DATA EXTRACTS:

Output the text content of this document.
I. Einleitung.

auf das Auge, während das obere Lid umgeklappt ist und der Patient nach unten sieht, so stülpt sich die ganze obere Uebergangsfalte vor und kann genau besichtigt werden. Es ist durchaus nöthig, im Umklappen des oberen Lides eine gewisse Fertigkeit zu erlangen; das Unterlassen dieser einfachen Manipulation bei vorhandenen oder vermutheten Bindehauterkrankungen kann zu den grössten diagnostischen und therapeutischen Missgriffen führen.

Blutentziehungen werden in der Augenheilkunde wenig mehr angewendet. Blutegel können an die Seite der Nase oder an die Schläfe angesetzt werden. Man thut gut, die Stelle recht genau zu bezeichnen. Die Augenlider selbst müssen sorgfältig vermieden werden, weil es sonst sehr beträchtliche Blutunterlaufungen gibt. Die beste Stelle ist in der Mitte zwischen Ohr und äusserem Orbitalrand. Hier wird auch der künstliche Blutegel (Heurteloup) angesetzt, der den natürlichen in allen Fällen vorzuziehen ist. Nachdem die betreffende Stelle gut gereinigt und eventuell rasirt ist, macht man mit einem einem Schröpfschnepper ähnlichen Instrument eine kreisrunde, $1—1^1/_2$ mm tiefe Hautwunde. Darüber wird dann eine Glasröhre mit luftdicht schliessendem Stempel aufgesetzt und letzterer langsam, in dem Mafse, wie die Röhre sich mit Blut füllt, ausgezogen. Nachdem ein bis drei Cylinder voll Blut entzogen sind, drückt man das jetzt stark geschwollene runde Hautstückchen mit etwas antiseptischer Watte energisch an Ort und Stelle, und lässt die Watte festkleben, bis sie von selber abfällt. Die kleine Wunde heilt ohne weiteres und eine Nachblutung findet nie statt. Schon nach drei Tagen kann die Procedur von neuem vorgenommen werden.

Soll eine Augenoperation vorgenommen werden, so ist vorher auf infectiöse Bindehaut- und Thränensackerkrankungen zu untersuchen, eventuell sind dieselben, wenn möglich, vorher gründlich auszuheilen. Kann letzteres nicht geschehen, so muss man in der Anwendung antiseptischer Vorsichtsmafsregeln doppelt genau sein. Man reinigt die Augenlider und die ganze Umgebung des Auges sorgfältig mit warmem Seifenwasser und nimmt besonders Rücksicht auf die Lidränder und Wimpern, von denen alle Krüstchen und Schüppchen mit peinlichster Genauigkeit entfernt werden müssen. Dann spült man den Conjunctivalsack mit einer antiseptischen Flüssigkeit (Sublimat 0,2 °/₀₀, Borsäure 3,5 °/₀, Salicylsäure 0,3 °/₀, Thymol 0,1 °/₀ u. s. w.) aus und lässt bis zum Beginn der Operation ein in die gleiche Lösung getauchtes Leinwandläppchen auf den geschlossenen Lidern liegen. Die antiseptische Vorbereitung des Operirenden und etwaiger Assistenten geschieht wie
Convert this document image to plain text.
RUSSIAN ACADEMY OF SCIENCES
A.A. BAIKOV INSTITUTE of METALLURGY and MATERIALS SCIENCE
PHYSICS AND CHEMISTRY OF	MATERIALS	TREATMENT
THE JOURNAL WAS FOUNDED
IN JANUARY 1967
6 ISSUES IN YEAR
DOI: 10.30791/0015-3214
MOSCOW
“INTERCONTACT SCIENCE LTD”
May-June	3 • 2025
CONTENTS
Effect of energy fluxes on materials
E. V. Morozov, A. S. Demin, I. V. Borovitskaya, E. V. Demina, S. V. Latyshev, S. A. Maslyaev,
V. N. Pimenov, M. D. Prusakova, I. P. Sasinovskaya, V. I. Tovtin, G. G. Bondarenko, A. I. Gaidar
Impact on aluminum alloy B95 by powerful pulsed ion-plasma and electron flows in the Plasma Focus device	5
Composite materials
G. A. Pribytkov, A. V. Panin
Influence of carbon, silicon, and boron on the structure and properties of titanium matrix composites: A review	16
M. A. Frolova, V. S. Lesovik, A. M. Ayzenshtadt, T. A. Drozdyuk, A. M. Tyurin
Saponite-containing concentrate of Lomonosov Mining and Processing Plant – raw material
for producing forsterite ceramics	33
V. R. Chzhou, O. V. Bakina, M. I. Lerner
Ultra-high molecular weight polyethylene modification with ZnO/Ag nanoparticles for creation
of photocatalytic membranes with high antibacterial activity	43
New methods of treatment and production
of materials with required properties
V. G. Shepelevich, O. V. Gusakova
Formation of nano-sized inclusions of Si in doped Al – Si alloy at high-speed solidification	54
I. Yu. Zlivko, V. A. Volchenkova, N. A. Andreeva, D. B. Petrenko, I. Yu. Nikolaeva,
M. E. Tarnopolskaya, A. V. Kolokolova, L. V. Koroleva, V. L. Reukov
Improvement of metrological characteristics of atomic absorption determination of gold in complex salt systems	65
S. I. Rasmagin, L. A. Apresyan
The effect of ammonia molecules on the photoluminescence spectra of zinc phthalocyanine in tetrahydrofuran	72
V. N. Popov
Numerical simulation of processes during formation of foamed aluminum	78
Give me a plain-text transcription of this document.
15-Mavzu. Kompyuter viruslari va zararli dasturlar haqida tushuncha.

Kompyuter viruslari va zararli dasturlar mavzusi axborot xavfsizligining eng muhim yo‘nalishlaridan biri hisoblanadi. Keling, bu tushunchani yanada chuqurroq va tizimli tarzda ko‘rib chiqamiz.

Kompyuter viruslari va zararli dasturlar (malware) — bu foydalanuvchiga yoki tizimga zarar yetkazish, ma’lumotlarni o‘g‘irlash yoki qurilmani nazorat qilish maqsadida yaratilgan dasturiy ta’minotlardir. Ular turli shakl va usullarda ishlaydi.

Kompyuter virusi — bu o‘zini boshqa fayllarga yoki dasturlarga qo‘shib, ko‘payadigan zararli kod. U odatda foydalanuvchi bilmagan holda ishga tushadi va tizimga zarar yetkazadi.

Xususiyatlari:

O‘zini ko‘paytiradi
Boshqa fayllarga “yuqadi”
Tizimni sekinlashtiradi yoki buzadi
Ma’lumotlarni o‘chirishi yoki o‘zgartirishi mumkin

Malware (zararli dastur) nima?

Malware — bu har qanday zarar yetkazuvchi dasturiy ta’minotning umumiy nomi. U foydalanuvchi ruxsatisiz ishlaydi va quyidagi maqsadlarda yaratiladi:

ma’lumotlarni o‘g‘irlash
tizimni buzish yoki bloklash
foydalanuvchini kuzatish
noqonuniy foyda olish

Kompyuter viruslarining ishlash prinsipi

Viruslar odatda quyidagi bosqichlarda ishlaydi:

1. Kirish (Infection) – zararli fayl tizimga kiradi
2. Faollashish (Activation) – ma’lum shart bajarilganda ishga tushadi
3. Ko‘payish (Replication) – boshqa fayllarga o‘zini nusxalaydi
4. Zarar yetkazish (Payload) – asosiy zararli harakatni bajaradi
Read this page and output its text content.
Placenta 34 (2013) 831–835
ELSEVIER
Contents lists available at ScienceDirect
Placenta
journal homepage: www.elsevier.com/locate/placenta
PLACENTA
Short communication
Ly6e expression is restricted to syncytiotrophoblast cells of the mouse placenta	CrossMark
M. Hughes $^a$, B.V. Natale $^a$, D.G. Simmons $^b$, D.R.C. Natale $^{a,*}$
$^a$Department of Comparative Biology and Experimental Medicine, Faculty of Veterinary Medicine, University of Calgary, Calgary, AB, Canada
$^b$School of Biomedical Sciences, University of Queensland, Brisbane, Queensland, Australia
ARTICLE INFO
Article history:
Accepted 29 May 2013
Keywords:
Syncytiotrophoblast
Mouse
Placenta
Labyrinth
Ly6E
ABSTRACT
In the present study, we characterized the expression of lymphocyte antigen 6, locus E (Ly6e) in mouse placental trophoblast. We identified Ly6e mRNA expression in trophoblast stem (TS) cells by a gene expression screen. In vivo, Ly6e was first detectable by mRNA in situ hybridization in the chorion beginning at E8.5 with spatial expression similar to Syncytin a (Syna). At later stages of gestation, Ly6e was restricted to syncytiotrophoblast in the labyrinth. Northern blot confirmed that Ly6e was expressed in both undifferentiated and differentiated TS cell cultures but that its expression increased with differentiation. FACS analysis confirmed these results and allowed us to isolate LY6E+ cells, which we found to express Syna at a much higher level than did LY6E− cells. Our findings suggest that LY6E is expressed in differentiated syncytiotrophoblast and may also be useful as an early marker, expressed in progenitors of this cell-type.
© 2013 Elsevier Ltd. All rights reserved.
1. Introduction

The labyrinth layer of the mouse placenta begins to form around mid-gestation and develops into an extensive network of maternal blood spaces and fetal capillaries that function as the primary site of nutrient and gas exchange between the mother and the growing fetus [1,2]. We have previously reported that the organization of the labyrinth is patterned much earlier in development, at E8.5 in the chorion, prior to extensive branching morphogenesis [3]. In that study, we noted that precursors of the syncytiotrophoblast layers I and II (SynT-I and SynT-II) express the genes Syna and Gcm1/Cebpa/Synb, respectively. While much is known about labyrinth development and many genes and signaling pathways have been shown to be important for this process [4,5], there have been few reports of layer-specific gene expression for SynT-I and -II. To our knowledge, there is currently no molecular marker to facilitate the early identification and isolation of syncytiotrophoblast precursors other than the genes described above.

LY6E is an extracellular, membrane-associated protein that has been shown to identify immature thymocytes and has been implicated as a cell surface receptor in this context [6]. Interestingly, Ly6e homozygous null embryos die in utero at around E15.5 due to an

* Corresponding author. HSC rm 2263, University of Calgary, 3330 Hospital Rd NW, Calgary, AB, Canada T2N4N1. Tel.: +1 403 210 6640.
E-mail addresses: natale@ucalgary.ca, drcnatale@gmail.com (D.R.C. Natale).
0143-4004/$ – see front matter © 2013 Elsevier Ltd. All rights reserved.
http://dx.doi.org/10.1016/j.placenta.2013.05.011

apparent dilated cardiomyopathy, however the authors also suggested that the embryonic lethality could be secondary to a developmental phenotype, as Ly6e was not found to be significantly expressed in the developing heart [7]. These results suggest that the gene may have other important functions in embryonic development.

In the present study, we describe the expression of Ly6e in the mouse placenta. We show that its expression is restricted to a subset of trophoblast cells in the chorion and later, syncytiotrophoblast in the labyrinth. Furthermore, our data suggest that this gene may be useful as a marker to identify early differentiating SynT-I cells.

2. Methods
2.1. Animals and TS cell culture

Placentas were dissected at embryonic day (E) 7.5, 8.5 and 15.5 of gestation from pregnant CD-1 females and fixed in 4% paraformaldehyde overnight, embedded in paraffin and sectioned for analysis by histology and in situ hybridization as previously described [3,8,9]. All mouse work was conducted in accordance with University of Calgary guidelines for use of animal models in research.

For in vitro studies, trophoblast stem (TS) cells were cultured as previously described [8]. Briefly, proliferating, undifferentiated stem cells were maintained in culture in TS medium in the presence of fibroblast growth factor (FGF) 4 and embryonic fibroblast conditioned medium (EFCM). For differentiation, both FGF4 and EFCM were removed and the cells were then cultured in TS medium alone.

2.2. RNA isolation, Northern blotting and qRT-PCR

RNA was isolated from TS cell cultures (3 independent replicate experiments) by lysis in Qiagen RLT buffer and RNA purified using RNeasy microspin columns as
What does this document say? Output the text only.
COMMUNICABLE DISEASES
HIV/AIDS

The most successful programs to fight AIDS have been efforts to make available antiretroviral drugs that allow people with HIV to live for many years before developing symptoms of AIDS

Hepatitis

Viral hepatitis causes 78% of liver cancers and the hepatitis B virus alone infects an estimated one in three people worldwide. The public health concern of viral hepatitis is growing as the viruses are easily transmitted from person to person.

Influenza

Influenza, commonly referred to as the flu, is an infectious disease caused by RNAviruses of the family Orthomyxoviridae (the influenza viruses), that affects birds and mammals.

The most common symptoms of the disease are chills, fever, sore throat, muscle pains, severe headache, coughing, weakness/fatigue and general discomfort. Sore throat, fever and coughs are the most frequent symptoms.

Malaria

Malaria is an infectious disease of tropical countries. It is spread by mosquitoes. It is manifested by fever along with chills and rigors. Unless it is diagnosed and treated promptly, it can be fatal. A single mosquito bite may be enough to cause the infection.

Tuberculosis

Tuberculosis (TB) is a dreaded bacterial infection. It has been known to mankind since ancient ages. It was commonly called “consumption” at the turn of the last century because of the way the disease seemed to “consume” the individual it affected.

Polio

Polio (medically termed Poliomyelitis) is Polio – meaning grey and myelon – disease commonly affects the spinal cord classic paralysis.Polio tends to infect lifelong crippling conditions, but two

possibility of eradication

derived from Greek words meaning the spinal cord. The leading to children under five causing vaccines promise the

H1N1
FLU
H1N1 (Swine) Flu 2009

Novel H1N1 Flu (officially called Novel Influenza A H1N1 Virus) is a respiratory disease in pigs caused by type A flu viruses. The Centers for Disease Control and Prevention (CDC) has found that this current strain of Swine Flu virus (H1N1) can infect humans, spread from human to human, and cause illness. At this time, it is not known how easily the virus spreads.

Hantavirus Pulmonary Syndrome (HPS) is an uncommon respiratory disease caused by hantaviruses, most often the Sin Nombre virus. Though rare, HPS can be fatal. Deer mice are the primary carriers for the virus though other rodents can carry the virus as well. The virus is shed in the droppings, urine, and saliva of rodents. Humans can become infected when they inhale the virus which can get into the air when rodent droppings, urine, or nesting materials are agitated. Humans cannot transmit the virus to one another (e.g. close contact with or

THE PROBLEM: Copy out the lines above with "lumotlarni" in them.

RESULT FOR THIS EXERCISE:
Kompyuter viruslari va zararli dasturlar (malware) — bu foydalanuvchiga yoki tizimga zarar yetkazish, ma’lumotlarni o‘g‘irlash yoki qurilmani nazorat qilish maqsadida yaratilgan dasturiy ta’minotlardir. Ular turli shakl va usullarda ishlaydi.
Ma’lumotlarni o‘chirishi yoki o‘zgartirishi mumkin
ma’lumotlarni o‘g‘irlash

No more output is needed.